• **Request**:
Copy out each line that mentions the word "Masculino".

• **Data shown**:
════════════════
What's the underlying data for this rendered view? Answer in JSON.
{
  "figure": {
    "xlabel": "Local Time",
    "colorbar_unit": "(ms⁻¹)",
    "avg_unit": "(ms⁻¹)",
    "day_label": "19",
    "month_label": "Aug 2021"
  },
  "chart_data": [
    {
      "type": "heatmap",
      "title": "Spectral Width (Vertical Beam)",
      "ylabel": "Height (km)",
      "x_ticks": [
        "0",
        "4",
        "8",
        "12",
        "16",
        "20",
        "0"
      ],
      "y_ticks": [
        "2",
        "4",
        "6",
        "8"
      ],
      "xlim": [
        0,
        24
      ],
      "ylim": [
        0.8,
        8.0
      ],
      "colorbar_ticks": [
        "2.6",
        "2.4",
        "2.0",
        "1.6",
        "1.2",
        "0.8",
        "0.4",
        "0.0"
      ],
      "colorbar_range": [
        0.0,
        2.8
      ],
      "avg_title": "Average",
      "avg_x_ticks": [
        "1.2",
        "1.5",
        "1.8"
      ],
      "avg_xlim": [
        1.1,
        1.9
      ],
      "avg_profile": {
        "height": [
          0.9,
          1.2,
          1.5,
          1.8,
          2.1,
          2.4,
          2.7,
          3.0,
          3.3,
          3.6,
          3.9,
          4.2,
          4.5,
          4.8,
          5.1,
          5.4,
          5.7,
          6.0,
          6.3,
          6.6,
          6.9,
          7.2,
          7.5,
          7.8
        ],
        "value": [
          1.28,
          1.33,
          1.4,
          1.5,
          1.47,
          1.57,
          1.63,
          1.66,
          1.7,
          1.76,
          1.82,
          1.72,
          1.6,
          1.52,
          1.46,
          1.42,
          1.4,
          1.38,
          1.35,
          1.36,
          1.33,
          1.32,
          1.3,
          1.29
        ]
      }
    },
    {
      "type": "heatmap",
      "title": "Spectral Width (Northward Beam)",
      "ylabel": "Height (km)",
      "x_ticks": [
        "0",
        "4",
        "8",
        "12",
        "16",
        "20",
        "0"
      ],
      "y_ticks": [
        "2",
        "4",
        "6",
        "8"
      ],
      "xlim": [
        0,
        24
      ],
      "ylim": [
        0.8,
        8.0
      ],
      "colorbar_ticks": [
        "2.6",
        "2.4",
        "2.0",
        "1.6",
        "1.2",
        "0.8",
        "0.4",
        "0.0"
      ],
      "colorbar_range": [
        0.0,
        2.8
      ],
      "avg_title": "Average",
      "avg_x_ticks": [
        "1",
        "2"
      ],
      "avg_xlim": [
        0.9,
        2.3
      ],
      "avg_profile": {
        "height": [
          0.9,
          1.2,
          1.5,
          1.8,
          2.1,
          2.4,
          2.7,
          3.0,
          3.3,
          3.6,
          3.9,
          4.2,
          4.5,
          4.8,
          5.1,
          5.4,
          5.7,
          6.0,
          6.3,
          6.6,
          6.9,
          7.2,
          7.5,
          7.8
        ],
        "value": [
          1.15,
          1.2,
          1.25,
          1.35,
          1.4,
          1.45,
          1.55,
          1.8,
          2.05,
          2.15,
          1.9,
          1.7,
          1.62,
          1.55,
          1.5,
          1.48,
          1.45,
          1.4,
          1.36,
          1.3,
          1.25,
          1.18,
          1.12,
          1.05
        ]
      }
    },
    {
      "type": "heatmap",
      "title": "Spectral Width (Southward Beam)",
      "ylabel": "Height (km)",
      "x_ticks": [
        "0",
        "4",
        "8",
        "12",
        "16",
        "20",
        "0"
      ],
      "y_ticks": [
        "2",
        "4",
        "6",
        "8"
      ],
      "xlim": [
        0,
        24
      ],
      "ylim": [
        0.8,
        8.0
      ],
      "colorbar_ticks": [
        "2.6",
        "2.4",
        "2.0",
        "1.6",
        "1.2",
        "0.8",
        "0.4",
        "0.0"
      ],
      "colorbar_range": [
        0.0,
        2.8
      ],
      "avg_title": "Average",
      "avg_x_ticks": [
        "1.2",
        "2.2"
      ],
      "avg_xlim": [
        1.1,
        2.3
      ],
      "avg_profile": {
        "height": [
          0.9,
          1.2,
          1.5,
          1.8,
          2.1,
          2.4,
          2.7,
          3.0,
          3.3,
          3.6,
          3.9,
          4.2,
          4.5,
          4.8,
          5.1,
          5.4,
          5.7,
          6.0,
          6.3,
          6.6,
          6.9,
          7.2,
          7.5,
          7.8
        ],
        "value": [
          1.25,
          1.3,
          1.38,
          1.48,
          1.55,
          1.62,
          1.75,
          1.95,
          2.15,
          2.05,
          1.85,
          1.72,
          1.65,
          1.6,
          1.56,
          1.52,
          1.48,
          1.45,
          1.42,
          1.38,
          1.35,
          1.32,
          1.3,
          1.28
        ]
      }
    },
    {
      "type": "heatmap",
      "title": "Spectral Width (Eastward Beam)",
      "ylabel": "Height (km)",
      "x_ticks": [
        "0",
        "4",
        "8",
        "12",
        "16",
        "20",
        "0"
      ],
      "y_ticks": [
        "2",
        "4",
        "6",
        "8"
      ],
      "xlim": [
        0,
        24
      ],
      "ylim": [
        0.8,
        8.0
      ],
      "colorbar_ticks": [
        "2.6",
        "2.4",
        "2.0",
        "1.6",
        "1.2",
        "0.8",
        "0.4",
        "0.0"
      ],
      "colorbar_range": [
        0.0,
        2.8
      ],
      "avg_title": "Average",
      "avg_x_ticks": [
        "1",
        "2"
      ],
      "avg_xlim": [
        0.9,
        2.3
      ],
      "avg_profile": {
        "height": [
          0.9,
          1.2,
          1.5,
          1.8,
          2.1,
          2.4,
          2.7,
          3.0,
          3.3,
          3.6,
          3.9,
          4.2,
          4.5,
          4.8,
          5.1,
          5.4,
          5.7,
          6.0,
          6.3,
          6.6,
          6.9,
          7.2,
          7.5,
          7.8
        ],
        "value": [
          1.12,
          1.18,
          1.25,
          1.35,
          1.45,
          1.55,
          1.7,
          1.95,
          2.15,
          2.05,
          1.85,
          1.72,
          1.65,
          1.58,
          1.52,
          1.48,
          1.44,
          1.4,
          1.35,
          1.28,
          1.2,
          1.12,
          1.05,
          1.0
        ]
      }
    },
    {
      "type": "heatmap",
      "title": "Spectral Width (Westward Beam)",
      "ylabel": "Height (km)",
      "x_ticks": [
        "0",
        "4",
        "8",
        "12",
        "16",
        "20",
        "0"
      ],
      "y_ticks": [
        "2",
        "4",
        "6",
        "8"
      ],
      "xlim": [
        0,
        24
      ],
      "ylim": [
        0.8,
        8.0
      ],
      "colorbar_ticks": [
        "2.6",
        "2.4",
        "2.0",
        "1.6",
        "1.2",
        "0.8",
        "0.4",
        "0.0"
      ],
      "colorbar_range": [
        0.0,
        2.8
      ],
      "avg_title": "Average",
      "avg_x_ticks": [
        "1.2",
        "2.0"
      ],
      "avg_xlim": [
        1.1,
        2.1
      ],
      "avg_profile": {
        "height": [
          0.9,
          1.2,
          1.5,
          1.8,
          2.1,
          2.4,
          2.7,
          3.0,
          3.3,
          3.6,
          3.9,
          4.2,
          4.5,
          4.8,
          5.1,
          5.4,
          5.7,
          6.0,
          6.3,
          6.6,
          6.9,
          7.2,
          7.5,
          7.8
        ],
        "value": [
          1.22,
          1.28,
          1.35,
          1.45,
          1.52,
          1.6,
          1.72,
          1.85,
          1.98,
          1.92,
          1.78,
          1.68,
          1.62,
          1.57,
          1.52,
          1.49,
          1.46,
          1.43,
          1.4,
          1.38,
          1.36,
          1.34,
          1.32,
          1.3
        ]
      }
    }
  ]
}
════════════════
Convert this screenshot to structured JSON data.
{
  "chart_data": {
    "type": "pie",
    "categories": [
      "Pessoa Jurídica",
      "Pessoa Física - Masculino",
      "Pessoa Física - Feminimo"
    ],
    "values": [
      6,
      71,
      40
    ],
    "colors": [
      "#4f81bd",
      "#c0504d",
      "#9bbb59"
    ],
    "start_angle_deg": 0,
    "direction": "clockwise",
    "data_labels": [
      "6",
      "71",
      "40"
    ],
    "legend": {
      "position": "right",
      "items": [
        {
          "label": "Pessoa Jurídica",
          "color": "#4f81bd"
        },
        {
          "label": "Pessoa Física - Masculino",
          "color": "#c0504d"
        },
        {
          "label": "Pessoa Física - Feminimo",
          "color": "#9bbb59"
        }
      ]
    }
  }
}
════════════════
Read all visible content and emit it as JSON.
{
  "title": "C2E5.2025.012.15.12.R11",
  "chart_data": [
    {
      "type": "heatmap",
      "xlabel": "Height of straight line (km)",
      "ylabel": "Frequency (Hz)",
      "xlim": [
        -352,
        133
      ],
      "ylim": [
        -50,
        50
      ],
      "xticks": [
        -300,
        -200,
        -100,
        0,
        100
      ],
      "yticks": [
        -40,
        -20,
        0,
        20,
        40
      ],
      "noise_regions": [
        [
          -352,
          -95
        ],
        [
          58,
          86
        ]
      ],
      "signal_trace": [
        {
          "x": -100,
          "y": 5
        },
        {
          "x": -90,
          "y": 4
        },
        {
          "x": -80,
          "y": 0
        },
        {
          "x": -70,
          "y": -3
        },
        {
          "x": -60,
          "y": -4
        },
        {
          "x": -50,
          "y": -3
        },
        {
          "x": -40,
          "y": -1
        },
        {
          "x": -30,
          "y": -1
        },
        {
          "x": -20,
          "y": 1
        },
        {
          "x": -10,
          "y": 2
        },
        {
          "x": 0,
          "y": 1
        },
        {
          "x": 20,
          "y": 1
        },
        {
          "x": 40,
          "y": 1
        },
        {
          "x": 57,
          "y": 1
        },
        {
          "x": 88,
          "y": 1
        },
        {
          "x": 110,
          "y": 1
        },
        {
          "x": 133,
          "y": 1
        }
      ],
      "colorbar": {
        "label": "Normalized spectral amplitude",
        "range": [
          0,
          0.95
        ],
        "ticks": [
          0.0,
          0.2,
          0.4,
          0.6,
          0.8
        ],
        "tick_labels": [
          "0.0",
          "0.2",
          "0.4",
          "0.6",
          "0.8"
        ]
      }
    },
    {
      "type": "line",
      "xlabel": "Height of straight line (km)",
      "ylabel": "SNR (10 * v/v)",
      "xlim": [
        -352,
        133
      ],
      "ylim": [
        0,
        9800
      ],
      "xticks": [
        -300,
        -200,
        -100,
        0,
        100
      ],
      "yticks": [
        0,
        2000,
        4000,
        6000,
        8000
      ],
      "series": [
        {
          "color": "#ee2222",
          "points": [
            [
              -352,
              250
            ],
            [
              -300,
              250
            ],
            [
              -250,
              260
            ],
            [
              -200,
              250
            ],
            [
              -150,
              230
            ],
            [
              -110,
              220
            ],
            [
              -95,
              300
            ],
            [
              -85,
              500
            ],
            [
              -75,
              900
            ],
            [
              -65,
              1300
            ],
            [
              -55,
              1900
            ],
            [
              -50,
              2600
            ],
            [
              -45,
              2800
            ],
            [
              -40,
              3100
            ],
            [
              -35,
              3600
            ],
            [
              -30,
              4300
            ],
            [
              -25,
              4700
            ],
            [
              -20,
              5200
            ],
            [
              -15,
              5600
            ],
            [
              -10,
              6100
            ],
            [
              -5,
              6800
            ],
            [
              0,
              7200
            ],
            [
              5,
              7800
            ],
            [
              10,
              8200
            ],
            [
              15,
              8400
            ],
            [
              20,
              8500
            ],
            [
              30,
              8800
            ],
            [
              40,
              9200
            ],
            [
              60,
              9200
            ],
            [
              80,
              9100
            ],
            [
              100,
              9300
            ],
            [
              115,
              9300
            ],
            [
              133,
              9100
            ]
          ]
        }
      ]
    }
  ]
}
════════════════
• **Correct response**:
      "Pessoa Física - Masculino",
          "label": "Pessoa Física - Masculino",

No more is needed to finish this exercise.